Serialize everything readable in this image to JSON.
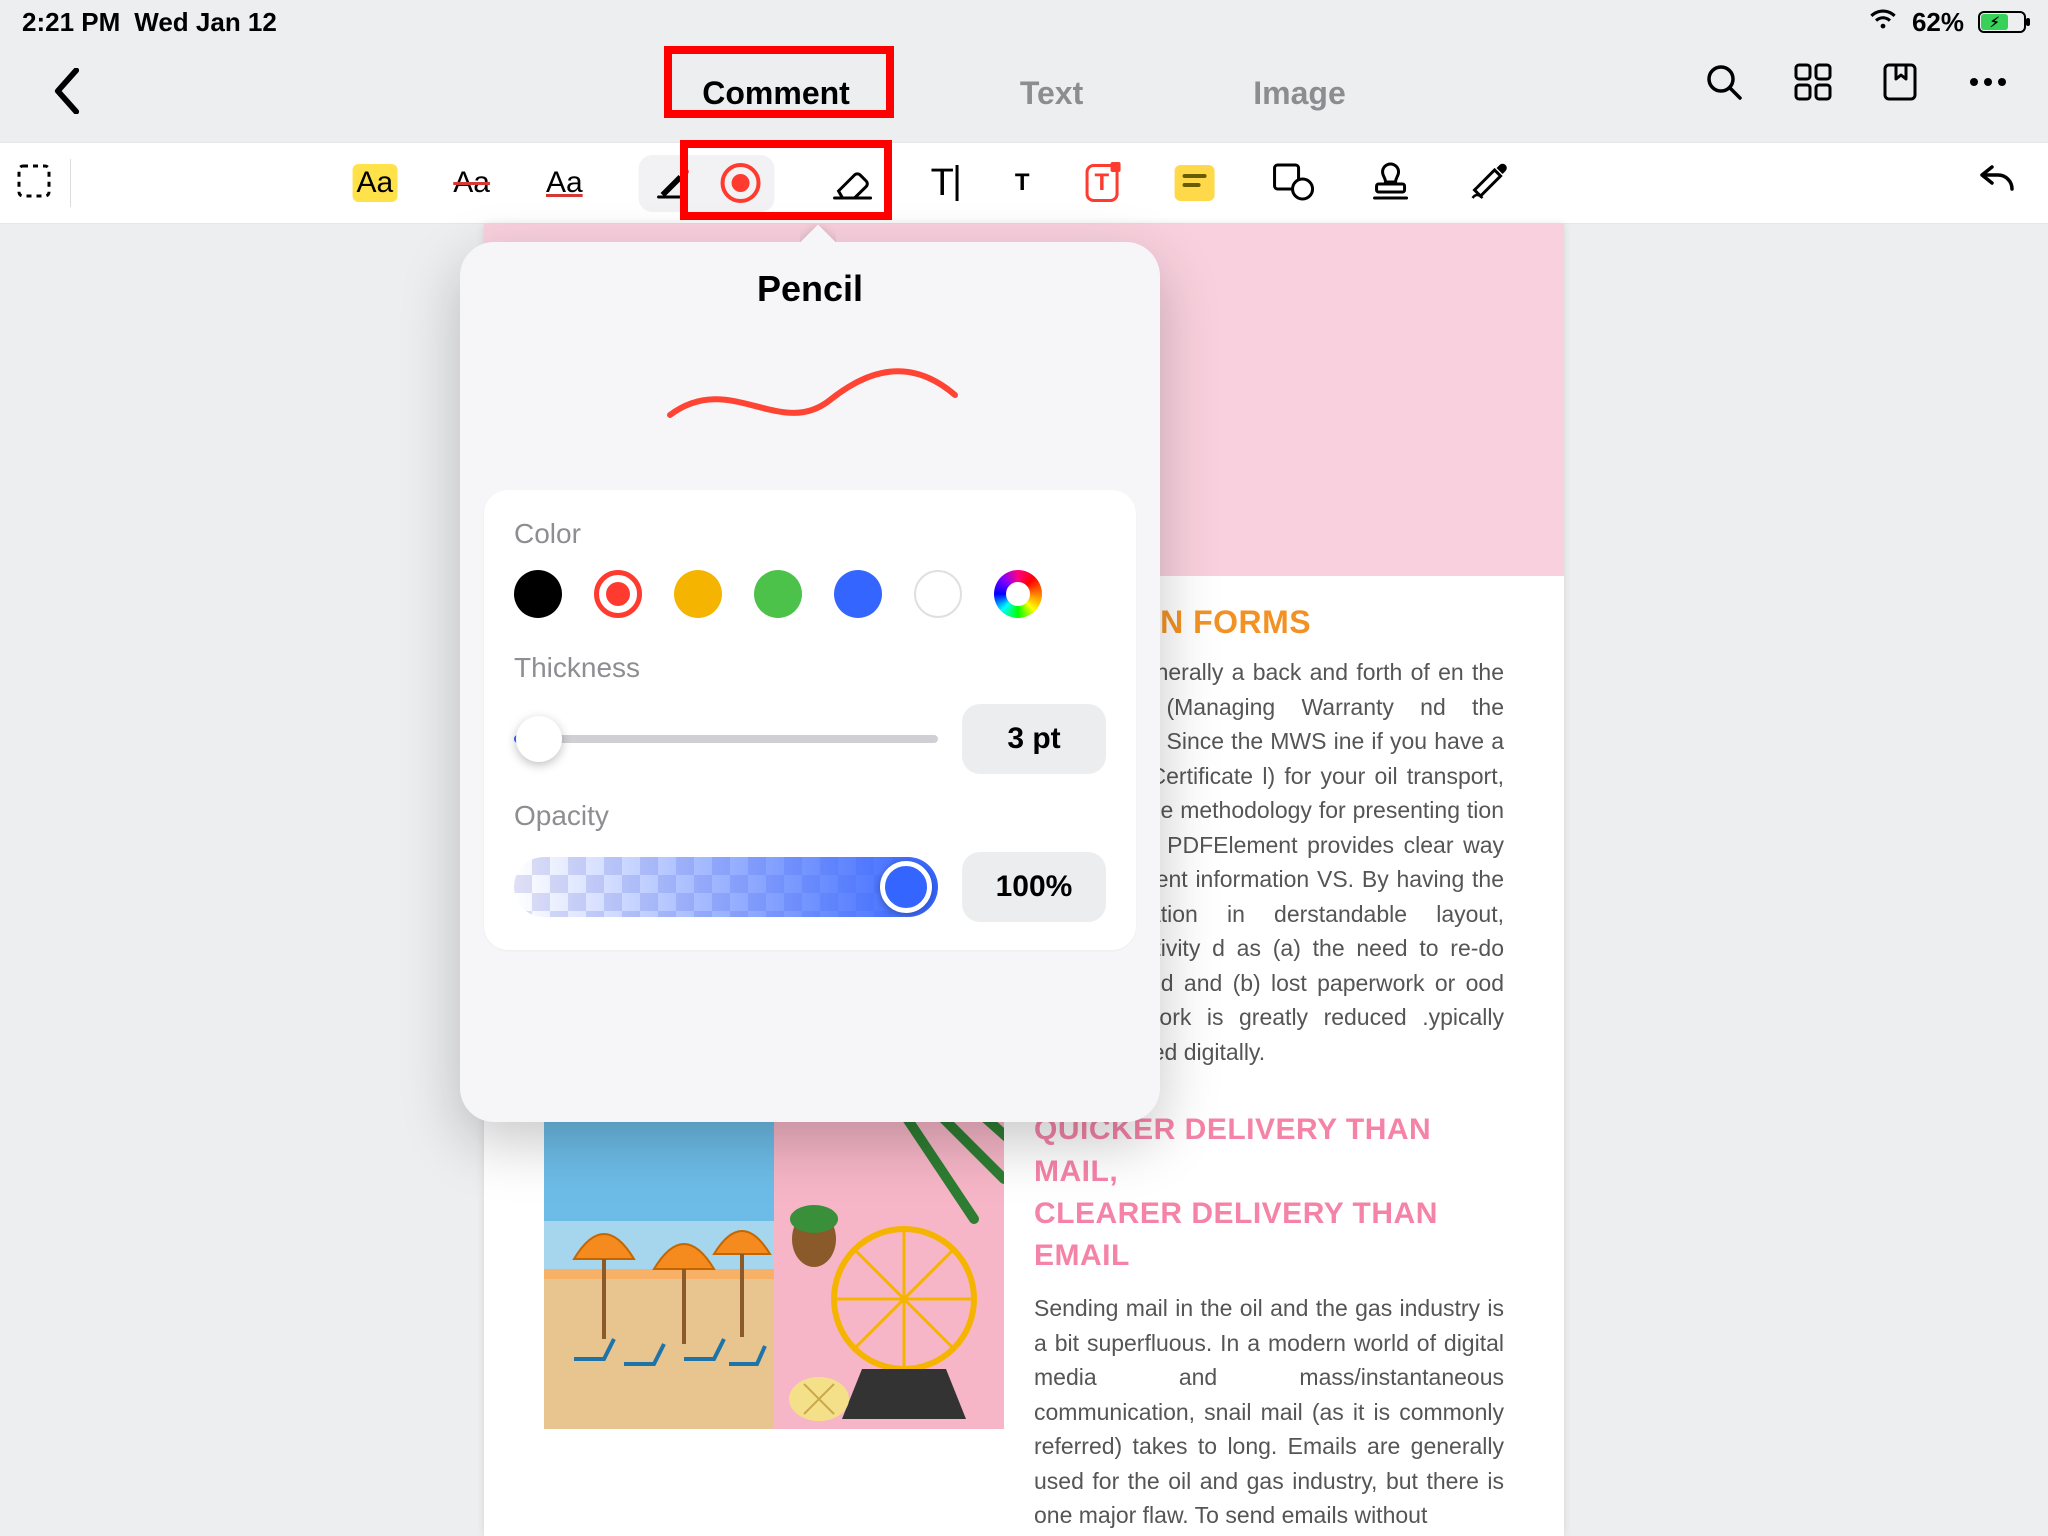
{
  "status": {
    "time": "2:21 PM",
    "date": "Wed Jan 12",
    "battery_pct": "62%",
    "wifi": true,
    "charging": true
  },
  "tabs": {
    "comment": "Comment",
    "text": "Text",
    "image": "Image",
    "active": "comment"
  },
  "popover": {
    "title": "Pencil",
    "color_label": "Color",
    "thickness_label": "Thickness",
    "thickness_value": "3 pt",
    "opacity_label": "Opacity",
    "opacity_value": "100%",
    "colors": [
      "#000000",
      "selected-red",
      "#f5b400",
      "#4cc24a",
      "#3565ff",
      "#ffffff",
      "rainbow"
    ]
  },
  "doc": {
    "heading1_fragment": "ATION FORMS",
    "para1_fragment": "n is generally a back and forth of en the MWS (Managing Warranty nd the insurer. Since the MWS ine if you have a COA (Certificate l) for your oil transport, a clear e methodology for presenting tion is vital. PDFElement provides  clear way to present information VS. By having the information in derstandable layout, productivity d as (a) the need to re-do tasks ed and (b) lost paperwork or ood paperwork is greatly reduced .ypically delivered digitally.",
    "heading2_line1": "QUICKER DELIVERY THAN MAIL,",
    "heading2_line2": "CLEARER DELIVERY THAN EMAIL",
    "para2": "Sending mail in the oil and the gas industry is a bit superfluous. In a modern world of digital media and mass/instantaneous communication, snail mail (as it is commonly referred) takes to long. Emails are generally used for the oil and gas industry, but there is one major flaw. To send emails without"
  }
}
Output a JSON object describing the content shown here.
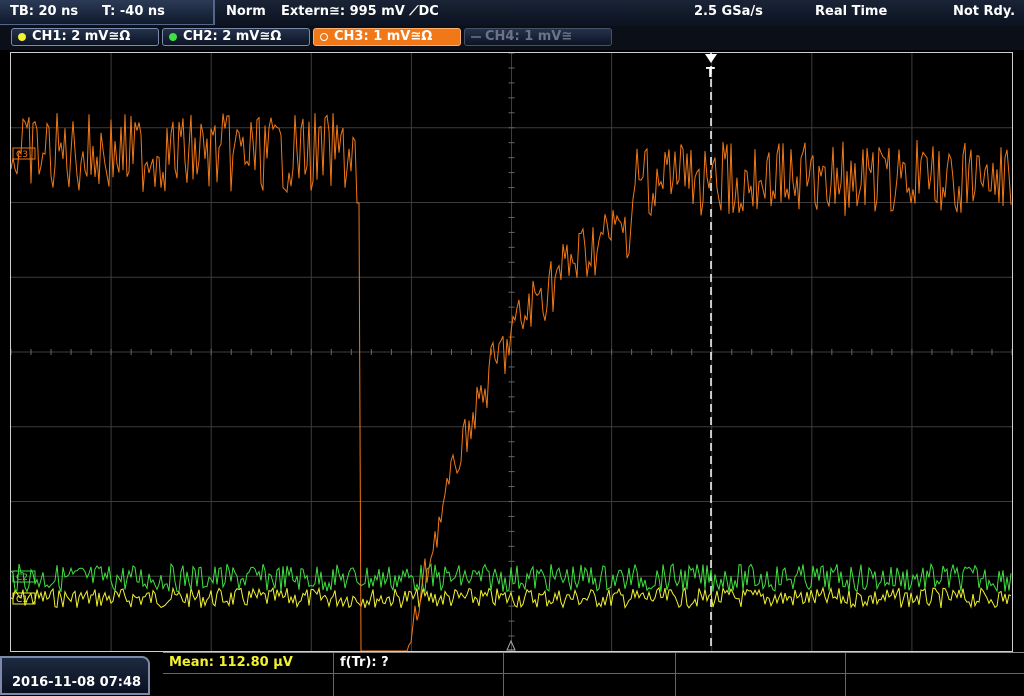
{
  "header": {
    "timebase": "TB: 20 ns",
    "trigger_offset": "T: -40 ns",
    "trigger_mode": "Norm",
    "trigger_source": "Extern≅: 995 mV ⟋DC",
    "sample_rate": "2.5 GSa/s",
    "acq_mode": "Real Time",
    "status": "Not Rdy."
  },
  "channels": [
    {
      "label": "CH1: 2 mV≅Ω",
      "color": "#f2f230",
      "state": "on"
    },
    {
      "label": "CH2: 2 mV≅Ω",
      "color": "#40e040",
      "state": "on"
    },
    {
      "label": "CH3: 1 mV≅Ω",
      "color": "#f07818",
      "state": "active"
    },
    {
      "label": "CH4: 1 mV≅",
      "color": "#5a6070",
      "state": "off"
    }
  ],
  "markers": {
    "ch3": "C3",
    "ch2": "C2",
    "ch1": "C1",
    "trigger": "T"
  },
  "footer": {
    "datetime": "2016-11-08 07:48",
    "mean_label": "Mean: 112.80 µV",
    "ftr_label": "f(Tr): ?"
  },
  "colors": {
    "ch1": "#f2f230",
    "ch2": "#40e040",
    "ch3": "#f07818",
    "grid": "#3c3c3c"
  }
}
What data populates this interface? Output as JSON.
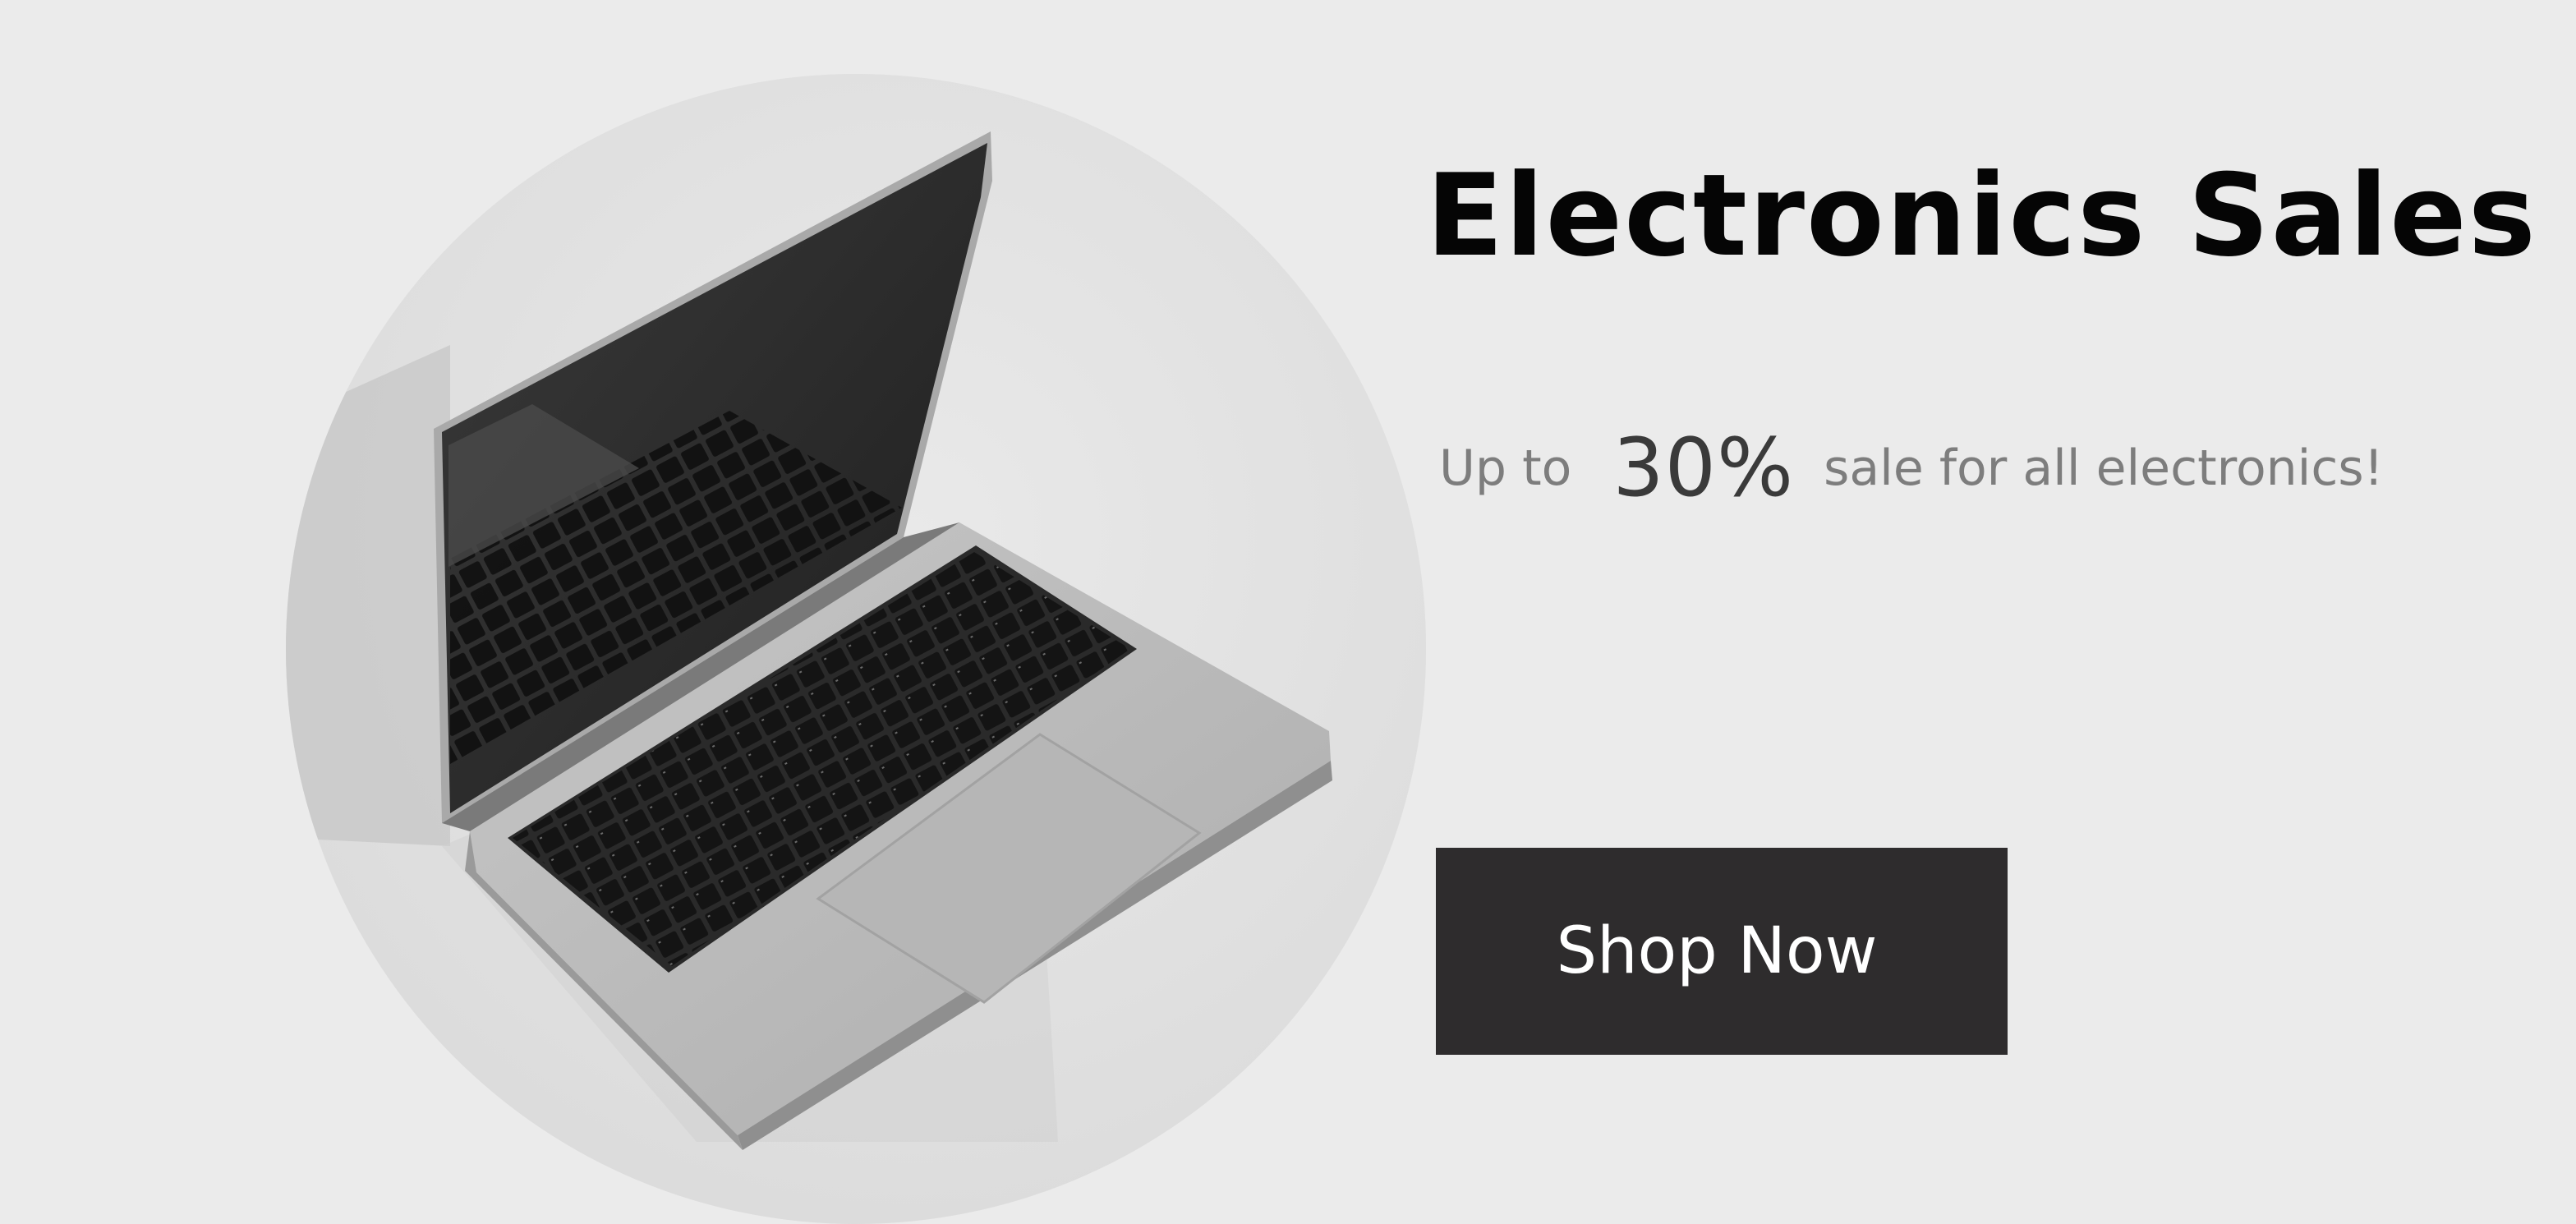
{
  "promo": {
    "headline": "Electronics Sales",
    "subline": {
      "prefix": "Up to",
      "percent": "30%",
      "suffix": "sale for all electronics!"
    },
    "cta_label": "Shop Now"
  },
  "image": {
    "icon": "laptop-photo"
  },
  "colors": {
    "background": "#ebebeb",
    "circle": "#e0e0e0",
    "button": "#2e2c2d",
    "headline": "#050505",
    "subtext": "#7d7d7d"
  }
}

* * * * * * *

Set task =>
Please output exactly the lines from the line containing "What data populates" through the last line of the records above, both included, and leave out any pictures.

Exercise solution =>
What data populates this interface? Output as JSON.
{
  "promo": {
    "headline": "Electronics Sales",
    "subline": {
      "prefix": "Up to",
      "percent": "30%",
      "suffix": "sale for all electronics!"
    },
    "cta_label": "Shop Now"
  },
  "image": {
    "icon": "laptop-photo"
  },
  "colors": {
    "background": "#ebebeb",
    "circle": "#e0e0e0",
    "button": "#2e2c2d",
    "headline": "#050505",
    "subtext": "#7d7d7d"
  }
}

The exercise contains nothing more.